### Information shown:
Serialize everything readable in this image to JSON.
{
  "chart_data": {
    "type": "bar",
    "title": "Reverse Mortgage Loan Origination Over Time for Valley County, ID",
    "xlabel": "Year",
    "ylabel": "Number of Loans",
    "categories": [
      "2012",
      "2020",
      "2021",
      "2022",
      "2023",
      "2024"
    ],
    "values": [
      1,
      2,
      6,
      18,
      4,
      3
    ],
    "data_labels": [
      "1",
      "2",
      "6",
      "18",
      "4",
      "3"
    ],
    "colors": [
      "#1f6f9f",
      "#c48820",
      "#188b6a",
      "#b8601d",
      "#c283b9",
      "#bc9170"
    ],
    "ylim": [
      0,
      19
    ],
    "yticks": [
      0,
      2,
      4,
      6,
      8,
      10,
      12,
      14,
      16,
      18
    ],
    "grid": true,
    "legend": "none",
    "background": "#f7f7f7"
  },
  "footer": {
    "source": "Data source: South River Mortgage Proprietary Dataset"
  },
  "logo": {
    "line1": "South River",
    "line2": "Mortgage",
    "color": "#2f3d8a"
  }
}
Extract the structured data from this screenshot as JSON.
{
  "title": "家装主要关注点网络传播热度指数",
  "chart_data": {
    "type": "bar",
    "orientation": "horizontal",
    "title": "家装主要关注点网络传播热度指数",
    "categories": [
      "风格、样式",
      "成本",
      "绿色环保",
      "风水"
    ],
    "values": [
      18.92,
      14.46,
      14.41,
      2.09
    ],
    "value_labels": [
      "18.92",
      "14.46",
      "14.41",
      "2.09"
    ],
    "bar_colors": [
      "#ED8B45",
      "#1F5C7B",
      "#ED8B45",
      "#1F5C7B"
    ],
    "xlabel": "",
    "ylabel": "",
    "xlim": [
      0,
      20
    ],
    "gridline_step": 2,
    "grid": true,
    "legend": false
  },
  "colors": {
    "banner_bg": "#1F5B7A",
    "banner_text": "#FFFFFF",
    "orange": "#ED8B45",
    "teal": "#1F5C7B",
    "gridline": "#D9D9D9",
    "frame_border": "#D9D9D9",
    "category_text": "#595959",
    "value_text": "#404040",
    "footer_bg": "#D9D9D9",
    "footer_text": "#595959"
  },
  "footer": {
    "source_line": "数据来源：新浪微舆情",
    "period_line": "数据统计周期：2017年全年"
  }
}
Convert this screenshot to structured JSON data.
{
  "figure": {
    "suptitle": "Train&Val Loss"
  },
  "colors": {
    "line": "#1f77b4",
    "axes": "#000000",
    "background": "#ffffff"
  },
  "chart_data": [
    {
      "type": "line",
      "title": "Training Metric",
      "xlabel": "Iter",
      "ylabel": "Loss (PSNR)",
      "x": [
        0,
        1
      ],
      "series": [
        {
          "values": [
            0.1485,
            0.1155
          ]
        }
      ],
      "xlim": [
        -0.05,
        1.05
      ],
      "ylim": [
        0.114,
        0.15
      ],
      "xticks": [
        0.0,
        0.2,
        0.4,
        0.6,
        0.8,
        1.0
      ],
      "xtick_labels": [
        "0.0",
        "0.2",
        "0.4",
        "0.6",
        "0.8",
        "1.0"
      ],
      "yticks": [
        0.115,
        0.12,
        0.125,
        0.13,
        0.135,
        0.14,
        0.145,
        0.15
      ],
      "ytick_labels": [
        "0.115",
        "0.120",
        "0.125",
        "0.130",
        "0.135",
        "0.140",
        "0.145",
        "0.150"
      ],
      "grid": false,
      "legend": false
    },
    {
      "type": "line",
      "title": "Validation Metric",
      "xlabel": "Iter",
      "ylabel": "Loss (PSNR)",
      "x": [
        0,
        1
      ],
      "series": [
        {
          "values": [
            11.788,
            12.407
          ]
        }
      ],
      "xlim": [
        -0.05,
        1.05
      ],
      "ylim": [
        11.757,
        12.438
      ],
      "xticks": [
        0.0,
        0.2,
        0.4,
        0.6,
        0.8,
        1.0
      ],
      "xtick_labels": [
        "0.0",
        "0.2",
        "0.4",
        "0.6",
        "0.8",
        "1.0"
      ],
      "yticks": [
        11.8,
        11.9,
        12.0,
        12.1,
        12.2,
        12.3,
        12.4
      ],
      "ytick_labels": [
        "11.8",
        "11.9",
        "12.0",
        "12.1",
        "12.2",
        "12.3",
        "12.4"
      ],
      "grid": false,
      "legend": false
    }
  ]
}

### Task prompt:
Using the listing above, show every line that includes the string "structured".

### Answer below:
Extract the structured data from this screenshot as JSON.
Convert this screenshot to structured JSON data.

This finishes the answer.